#### GIVEN EXERCISE:
Please write out the material below exactly as given.

#### SUPPLIED ENTRIES:
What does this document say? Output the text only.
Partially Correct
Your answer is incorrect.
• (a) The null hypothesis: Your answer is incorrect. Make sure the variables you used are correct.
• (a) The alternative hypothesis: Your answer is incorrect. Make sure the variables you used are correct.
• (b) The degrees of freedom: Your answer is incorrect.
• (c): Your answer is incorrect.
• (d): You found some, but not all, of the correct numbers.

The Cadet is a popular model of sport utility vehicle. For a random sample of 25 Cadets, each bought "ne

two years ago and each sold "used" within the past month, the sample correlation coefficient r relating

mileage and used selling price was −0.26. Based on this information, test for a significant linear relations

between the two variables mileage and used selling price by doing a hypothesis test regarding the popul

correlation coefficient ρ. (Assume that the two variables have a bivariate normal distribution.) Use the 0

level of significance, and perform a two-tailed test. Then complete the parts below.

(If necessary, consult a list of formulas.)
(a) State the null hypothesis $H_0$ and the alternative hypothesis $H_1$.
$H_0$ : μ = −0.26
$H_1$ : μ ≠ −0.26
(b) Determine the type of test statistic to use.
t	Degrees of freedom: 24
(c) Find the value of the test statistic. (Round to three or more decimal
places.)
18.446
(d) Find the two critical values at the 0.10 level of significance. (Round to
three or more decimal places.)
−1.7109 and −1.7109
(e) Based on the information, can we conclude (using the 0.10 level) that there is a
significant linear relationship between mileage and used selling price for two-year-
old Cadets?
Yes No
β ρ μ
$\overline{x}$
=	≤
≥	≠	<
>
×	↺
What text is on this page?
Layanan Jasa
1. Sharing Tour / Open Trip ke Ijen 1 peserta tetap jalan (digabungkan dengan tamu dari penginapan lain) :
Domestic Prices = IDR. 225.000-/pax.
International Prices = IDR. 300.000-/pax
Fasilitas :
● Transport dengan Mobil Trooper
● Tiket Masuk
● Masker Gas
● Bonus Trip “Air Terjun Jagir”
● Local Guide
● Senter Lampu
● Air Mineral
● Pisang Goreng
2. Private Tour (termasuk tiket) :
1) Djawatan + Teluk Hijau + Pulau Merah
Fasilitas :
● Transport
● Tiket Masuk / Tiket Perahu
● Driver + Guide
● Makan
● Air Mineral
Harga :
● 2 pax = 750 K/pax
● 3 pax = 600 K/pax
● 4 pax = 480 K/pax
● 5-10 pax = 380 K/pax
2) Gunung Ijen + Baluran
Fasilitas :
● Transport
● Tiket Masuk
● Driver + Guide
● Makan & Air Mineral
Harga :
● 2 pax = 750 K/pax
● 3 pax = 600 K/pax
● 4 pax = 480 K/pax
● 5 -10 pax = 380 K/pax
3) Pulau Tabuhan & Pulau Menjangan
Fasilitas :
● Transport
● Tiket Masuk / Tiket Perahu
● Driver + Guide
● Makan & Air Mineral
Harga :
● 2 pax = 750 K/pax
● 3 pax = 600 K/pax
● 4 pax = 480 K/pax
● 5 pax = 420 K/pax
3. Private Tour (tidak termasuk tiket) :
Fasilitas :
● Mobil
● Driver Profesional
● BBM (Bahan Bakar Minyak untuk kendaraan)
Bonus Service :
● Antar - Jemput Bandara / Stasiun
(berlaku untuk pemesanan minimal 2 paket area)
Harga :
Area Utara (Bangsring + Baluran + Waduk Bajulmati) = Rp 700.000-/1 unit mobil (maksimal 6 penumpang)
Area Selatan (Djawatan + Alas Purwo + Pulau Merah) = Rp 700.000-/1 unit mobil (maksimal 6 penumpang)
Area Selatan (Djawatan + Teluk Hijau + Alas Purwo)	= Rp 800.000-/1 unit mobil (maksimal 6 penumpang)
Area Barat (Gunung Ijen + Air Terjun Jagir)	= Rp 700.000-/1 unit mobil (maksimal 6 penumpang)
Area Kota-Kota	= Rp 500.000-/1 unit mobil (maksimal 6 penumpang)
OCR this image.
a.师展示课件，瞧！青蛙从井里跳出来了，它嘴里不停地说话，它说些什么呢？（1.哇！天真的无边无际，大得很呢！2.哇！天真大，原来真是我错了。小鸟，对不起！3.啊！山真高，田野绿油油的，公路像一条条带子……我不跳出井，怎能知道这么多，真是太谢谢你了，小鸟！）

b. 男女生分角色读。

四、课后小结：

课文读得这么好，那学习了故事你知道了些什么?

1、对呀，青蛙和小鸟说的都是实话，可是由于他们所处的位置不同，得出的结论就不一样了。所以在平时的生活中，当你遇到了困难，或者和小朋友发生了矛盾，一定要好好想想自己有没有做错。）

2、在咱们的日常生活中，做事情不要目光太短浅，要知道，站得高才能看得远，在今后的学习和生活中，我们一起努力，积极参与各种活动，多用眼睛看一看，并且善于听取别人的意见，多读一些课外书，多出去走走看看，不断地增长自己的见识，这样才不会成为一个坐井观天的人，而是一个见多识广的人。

#### RESPONSE:
What does this document say? Output the text only.
Partially Correct
Your answer is incorrect.
• (a) The null hypothesis: Your answer is incorrect. Make sure the variables you used are correct.
• (a) The alternative hypothesis: Your answer is incorrect. Make sure the variables you used are correct.
• (b) The degrees of freedom: Your answer is incorrect.
• (c): Your answer is incorrect.
• (d): You found some, but not all, of the correct numbers.

The Cadet is a popular model of sport utility vehicle. For a random sample of 25 Cadets, each bought "ne

two years ago and each sold "used" within the past month, the sample correlation coefficient r relating

mileage and used selling price was −0.26. Based on this information, test for a significant linear relations

between the two variables mileage and used selling price by doing a hypothesis test regarding the popul

correlation coefficient ρ. (Assume that the two variables have a bivariate normal distribution.) Use the 0

level of significance, and perform a two-tailed test. Then complete the parts below.

(If necessary, consult a list of formulas.)
(a) State the null hypothesis $H_0$ and the alternative hypothesis $H_1$.
$H_0$ : μ = −0.26
$H_1$ : μ ≠ −0.26
(b) Determine the type of test statistic to use.
t	Degrees of freedom: 24
(c) Find the value of the test statistic. (Round to three or more decimal
places.)
18.446
(d) Find the two critical values at the 0.10 level of significance. (Round to
three or more decimal places.)
−1.7109 and −1.7109
(e) Based on the information, can we conclude (using the 0.10 level) that there is a
significant linear relationship between mileage and used selling price for two-year-
old Cadets?
Yes No
β ρ μ
$\overline{x}$
=	≤
≥	≠	<
>
×	↺
What text is on this page?
Layanan Jasa
1. Sharing Tour / Open Trip ke Ijen 1 peserta tetap jalan (digabungkan dengan tamu dari penginapan lain) :
Domestic Prices = IDR. 225.000-/pax.
International Prices = IDR. 300.000-/pax
Fasilitas :
● Transport dengan Mobil Trooper
● Tiket Masuk
● Masker Gas
● Bonus Trip “Air Terjun Jagir”
● Local Guide
● Senter Lampu
● Air Mineral
● Pisang Goreng
2. Private Tour (termasuk tiket) :
1) Djawatan + Teluk Hijau + Pulau Merah
Fasilitas :
● Transport
● Tiket Masuk / Tiket Perahu
● Driver + Guide
● Makan
● Air Mineral
Harga :
● 2 pax = 750 K/pax
● 3 pax = 600 K/pax
● 4 pax = 480 K/pax
● 5-10 pax = 380 K/pax
2) Gunung Ijen + Baluran
Fasilitas :
● Transport
● Tiket Masuk
● Driver + Guide
● Makan & Air Mineral
Harga :
● 2 pax = 750 K/pax
● 3 pax = 600 K/pax
● 4 pax = 480 K/pax
● 5 -10 pax = 380 K/pax
3) Pulau Tabuhan & Pulau Menjangan
Fasilitas :
● Transport
● Tiket Masuk / Tiket Perahu
● Driver + Guide
● Makan & Air Mineral
Harga :
● 2 pax = 750 K/pax
● 3 pax = 600 K/pax
● 4 pax = 480 K/pax
● 5 pax = 420 K/pax
3. Private Tour (tidak termasuk tiket) :
Fasilitas :
● Mobil
● Driver Profesional
● BBM (Bahan Bakar Minyak untuk kendaraan)
Bonus Service :
● Antar - Jemput Bandara / Stasiun
(berlaku untuk pemesanan minimal 2 paket area)
Harga :
Area Utara (Bangsring + Baluran + Waduk Bajulmati) = Rp 700.000-/1 unit mobil (maksimal 6 penumpang)
Area Selatan (Djawatan + Alas Purwo + Pulau Merah) = Rp 700.000-/1 unit mobil (maksimal 6 penumpang)
Area Selatan (Djawatan + Teluk Hijau + Alas Purwo)	= Rp 800.000-/1 unit mobil (maksimal 6 penumpang)
Area Barat (Gunung Ijen + Air Terjun Jagir)	= Rp 700.000-/1 unit mobil (maksimal 6 penumpang)
Area Kota-Kota	= Rp 500.000-/1 unit mobil (maksimal 6 penumpang)
OCR this image.
a.师展示课件，瞧！青蛙从井里跳出来了，它嘴里不停地说话，它说些什么呢？（1.哇！天真的无边无际，大得很呢！2.哇！天真大，原来真是我错了。小鸟，对不起！3.啊！山真高，田野绿油油的，公路像一条条带子……我不跳出井，怎能知道这么多，真是太谢谢你了，小鸟！）

b. 男女生分角色读。

四、课后小结：

课文读得这么好，那学习了故事你知道了些什么?

1、对呀，青蛙和小鸟说的都是实话，可是由于他们所处的位置不同，得出的结论就不一样了。所以在平时的生活中，当你遇到了困难，或者和小朋友发生了矛盾，一定要好好想想自己有没有做错。）

2、在咱们的日常生活中，做事情不要目光太短浅，要知道，站得高才能看得远，在今后的学习和生活中，我们一起努力，积极参与各种活动，多用眼睛看一看，并且善于听取别人的意见，多读一些课外书，多出去走走看看，不断地增长自己的见识，这样才不会成为一个坐井观天的人，而是一个见多识广的人。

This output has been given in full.